╭─ MATERIAL FOR THIS EXERCISE

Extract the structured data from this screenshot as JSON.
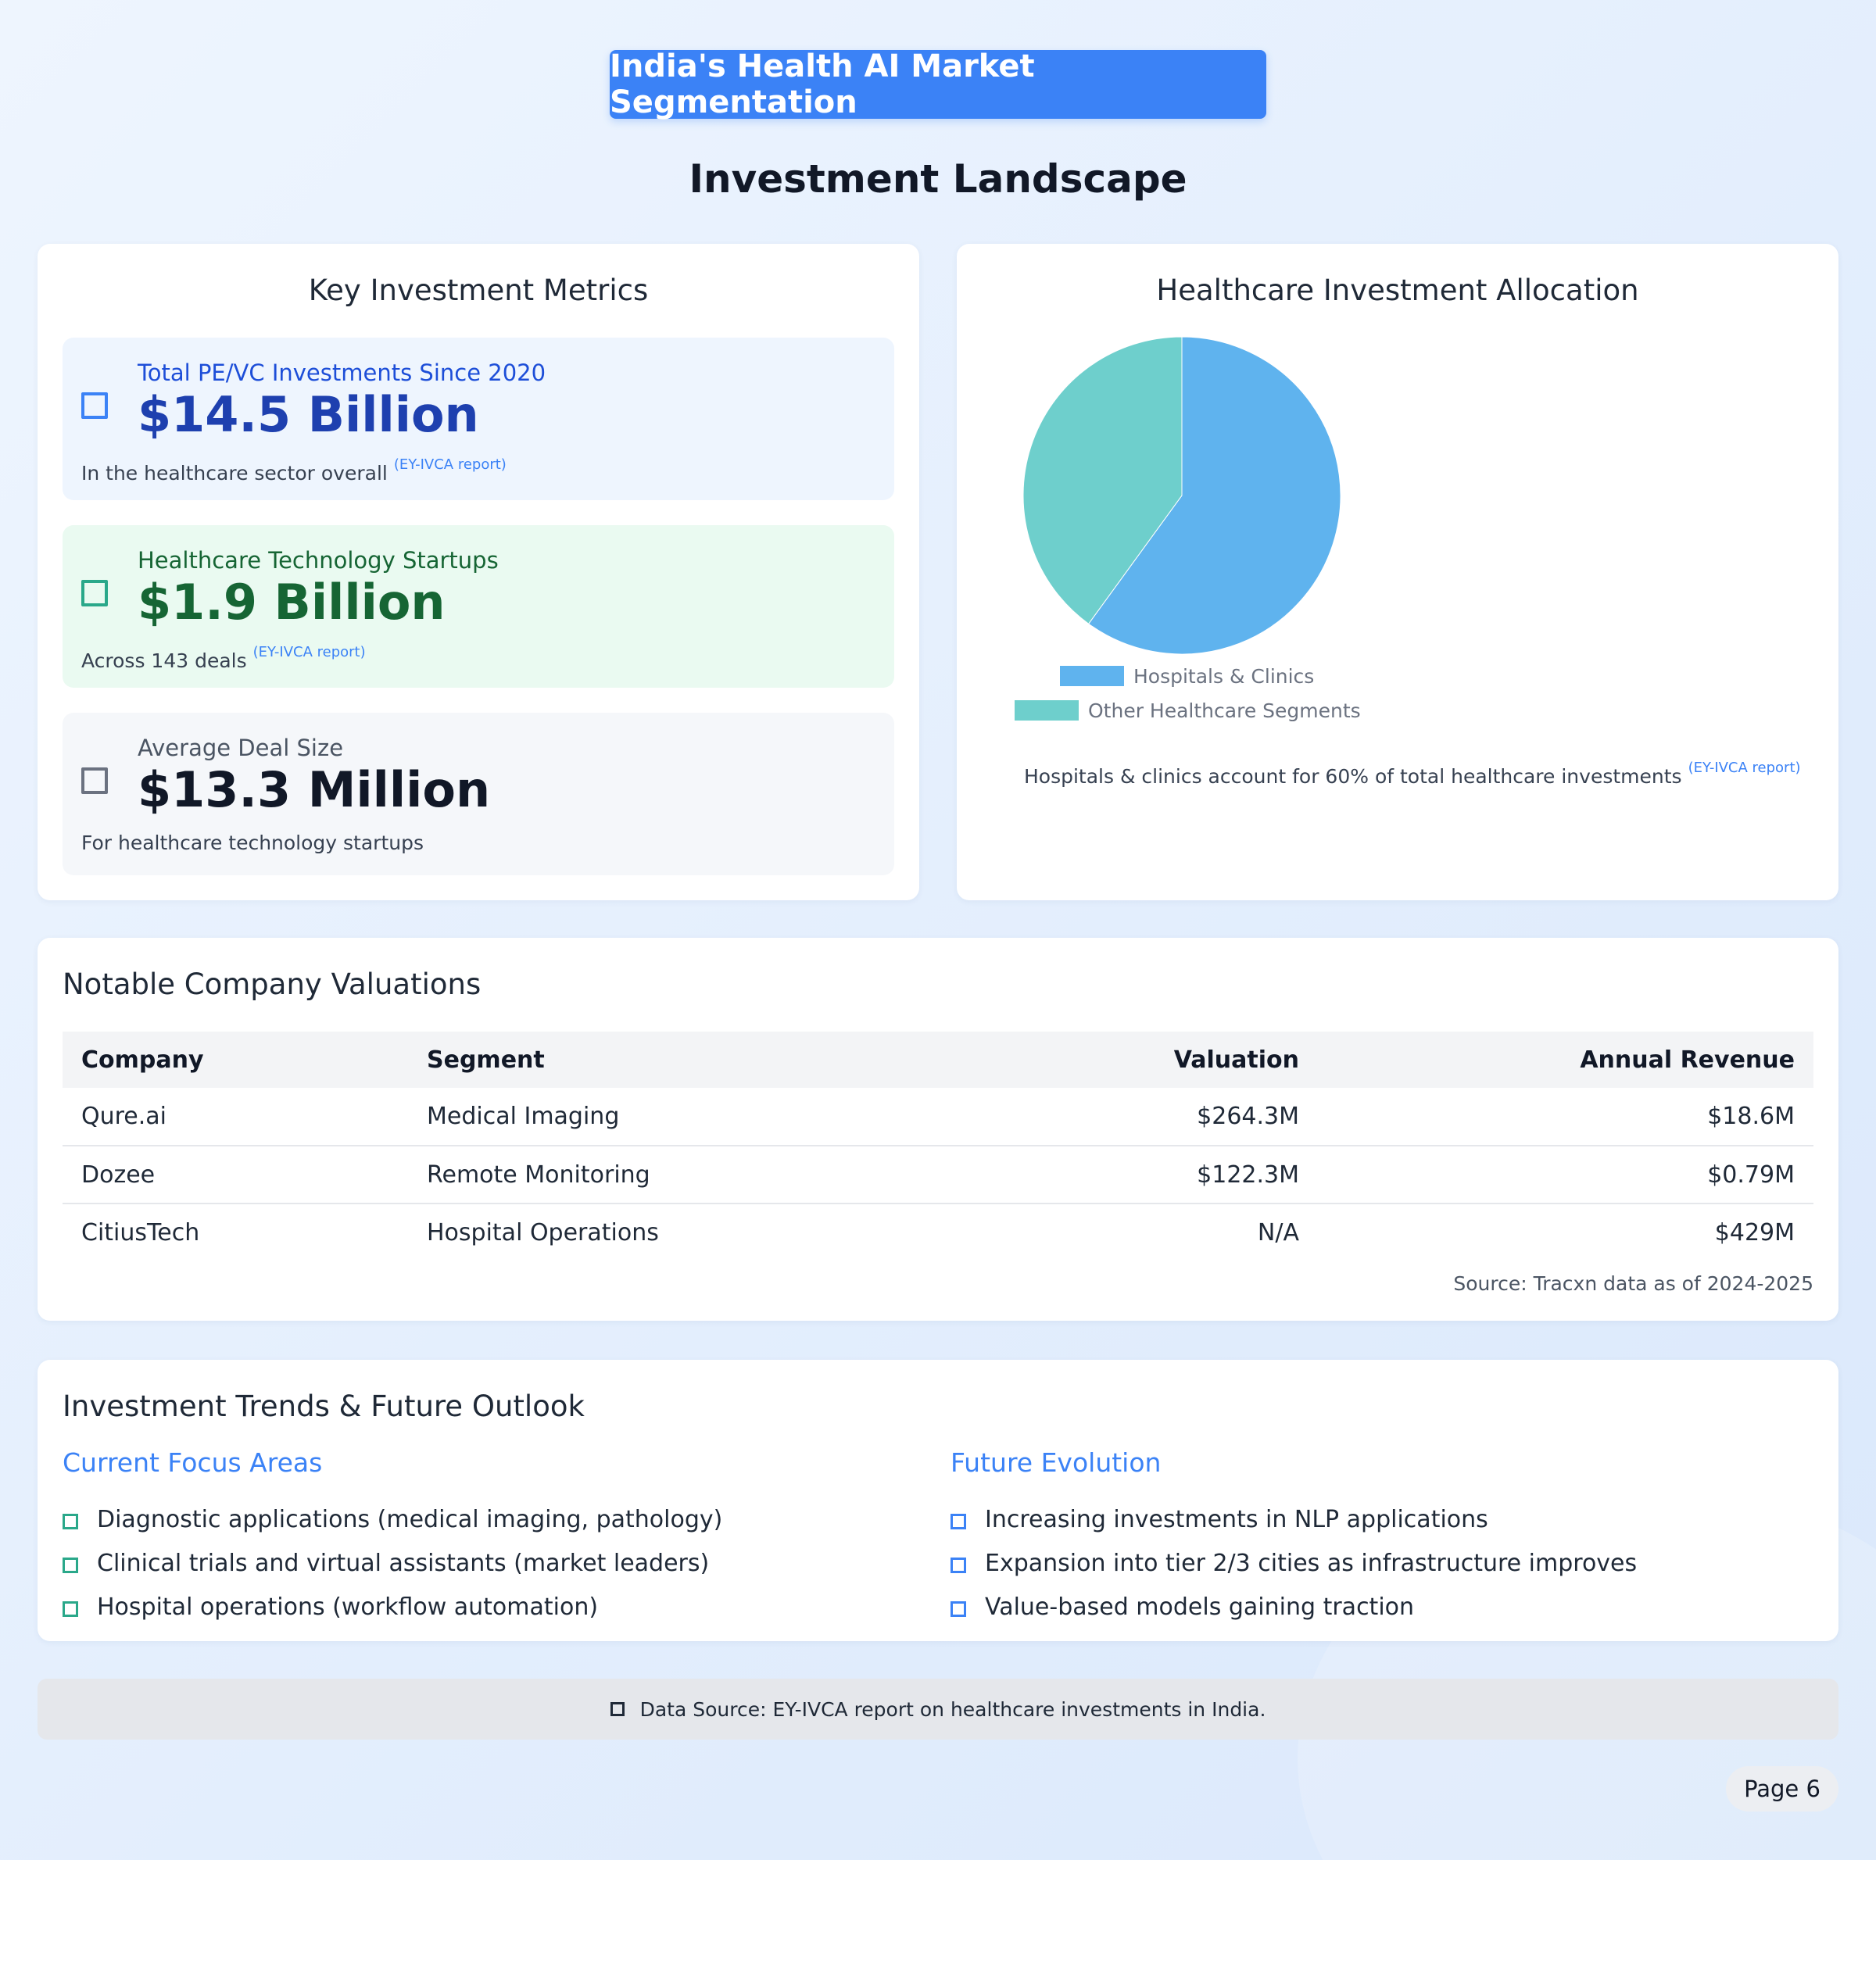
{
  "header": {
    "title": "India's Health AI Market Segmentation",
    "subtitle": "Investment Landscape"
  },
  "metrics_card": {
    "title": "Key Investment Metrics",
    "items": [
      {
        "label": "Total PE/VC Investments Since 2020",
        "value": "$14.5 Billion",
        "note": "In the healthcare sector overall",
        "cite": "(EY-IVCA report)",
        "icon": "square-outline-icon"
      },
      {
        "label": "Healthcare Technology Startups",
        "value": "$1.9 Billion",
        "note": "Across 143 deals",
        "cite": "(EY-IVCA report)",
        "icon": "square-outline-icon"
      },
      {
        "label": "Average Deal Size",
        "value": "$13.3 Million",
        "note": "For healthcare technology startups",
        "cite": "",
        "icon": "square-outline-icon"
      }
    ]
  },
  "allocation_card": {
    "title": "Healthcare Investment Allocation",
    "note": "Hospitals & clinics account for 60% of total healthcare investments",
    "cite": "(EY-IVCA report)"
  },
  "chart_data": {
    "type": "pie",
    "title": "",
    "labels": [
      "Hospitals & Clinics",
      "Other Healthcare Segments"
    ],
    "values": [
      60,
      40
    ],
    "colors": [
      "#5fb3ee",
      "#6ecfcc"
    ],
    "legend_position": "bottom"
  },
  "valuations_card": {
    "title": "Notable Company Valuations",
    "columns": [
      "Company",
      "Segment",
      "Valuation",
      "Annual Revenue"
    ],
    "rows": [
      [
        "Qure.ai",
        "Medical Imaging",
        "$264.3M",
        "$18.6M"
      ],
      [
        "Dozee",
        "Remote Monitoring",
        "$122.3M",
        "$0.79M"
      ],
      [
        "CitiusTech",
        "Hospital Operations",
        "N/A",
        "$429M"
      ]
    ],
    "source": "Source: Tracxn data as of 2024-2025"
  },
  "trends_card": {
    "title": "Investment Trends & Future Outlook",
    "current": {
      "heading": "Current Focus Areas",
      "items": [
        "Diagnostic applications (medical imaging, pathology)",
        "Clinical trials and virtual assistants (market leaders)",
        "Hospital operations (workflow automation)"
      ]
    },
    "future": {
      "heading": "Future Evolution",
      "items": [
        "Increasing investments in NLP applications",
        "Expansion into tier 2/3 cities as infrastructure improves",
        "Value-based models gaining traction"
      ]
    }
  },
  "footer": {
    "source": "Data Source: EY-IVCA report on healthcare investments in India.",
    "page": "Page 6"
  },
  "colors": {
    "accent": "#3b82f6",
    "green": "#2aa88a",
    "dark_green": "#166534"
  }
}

╰─
╭─ MATERIAL FOR THIS EXERCISE

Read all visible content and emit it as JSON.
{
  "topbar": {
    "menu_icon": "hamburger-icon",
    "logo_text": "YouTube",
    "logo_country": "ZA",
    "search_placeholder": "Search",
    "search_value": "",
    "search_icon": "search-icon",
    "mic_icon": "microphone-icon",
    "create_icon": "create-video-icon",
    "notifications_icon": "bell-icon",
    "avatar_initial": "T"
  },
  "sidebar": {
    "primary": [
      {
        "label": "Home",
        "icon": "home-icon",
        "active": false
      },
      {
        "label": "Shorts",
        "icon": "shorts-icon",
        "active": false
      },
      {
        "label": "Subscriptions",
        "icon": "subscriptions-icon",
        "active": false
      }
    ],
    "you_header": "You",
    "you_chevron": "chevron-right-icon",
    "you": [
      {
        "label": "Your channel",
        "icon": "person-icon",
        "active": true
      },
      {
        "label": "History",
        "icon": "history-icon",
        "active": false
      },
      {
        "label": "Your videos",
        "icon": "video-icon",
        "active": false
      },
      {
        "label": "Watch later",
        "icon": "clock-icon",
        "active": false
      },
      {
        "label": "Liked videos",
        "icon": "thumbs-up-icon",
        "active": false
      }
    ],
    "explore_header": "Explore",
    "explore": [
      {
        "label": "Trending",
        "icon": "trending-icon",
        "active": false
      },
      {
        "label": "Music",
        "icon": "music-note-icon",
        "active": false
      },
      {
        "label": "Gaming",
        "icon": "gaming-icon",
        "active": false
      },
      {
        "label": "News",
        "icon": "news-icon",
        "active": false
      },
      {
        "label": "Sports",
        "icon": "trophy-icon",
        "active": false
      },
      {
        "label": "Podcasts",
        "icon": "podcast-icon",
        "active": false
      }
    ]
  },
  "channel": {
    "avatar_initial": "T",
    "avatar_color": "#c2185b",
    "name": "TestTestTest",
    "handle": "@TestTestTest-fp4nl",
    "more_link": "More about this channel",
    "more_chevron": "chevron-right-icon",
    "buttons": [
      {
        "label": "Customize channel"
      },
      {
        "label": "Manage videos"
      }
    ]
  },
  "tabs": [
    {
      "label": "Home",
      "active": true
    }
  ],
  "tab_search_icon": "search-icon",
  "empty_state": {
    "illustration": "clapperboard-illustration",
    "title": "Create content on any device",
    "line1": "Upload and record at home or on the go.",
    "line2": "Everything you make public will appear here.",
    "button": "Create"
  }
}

╰─
╭─ MATERIAL FOR THIS EXERCISE

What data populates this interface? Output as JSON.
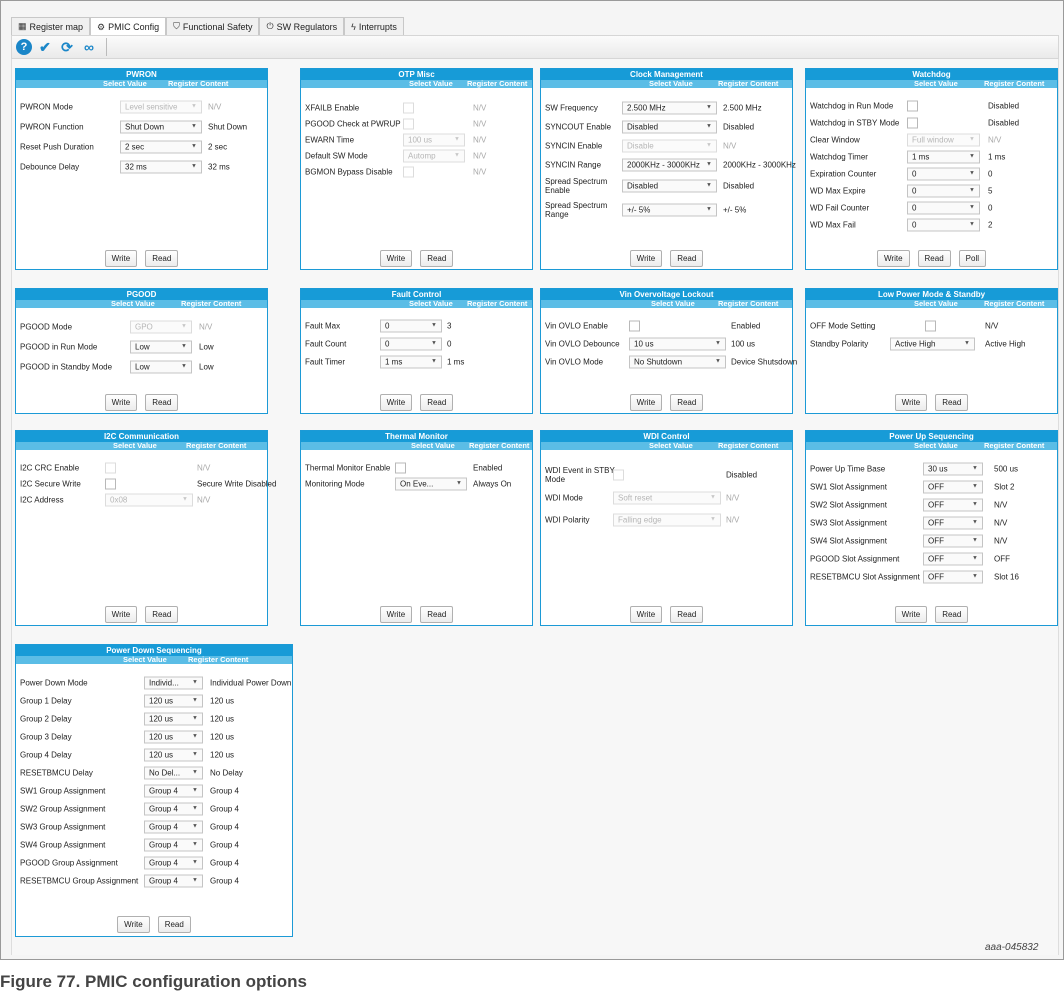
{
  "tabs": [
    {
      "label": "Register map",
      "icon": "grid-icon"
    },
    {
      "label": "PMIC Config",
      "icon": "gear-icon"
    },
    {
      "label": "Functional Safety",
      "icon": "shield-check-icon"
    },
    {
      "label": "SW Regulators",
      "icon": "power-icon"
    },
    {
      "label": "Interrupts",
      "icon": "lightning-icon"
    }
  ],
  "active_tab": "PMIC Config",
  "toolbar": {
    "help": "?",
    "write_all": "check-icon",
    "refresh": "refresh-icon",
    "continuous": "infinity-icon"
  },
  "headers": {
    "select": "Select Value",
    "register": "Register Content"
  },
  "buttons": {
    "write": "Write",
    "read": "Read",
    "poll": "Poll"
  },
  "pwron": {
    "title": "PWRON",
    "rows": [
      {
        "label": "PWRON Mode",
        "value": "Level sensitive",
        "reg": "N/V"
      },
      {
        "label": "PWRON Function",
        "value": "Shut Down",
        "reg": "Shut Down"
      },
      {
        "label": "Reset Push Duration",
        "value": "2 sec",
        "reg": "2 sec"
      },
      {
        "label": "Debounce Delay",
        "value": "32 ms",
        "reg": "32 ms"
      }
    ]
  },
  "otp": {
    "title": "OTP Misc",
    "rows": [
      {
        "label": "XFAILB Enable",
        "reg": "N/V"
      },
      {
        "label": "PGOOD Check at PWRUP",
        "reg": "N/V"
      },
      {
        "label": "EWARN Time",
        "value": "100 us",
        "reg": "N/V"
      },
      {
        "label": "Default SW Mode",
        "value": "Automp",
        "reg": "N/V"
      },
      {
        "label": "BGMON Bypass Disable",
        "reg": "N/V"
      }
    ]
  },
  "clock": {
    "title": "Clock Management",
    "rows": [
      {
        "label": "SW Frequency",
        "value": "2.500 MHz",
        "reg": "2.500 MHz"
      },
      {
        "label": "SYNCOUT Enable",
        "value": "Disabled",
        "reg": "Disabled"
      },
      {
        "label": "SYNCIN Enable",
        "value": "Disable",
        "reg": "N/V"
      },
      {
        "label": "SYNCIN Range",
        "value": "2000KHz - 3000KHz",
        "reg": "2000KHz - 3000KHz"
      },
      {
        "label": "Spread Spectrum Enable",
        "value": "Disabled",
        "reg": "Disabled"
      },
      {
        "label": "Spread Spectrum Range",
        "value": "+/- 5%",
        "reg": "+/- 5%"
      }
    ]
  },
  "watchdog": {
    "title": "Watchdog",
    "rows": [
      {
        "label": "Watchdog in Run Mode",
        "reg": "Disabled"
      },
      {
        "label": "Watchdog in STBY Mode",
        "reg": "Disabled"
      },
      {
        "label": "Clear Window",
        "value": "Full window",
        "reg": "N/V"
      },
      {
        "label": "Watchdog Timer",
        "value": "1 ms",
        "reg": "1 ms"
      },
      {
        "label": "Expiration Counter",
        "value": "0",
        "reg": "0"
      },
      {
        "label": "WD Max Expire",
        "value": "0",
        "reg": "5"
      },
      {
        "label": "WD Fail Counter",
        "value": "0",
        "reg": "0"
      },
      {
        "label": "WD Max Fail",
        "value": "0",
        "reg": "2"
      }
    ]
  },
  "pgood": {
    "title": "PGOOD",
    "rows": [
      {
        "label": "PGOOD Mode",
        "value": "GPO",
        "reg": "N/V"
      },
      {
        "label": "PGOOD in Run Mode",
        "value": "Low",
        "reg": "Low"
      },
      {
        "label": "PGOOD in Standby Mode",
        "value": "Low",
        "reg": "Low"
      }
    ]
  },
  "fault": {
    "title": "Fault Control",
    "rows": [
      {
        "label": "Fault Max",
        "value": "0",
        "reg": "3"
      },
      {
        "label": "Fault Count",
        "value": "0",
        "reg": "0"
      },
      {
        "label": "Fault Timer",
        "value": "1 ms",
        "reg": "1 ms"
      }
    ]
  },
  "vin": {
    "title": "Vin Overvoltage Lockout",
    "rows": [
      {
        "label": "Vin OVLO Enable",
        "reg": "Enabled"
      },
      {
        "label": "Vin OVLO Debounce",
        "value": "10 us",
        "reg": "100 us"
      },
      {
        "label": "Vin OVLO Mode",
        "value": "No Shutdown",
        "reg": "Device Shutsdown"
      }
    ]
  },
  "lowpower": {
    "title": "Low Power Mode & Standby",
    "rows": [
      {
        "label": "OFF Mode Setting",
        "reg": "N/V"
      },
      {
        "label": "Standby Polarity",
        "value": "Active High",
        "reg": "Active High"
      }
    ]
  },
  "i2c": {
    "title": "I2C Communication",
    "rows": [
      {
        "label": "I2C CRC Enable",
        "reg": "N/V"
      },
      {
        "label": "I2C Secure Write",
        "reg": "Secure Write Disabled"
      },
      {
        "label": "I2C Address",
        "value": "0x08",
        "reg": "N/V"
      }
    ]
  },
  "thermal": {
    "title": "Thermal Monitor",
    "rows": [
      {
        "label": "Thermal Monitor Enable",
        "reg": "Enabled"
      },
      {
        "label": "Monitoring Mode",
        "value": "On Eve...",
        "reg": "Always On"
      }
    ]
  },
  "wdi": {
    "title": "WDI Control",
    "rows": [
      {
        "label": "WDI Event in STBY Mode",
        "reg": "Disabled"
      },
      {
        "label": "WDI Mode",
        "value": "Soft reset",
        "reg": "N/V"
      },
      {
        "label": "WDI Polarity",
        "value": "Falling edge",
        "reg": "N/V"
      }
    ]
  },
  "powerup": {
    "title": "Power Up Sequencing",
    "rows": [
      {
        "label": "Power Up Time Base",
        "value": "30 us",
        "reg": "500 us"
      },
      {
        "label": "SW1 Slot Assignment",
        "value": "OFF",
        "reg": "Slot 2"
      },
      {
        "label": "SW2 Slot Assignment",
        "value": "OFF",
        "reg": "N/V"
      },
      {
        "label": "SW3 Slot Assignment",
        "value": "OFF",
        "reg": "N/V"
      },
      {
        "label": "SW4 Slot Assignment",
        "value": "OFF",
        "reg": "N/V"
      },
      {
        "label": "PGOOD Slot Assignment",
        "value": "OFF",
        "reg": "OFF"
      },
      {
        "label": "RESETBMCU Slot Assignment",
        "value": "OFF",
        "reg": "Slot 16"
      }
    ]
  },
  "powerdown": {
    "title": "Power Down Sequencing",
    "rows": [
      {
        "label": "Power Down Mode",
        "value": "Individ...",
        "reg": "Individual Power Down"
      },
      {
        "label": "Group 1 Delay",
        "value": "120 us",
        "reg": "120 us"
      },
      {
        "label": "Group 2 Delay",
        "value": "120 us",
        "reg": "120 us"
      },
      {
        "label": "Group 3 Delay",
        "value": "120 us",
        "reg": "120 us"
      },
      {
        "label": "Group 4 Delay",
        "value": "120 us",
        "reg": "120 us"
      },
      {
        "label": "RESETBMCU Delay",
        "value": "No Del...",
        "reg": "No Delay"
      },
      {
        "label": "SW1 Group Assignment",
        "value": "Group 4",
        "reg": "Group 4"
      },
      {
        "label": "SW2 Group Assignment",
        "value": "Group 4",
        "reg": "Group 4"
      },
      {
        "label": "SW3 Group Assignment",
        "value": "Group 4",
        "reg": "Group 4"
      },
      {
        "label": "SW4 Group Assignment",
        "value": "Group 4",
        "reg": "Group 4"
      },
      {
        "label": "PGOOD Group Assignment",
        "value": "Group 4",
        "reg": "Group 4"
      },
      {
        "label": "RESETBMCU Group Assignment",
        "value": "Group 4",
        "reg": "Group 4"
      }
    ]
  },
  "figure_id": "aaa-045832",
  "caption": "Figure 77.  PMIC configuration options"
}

╰─

- GIVEN EXERCISE
Find every line in the records above that holds the word "channel", and copy each one.

- THE RESULT
        "label": "Your channel",
  "channel": {
    "more_link": "More about this channel",
        "label": "Customize channel"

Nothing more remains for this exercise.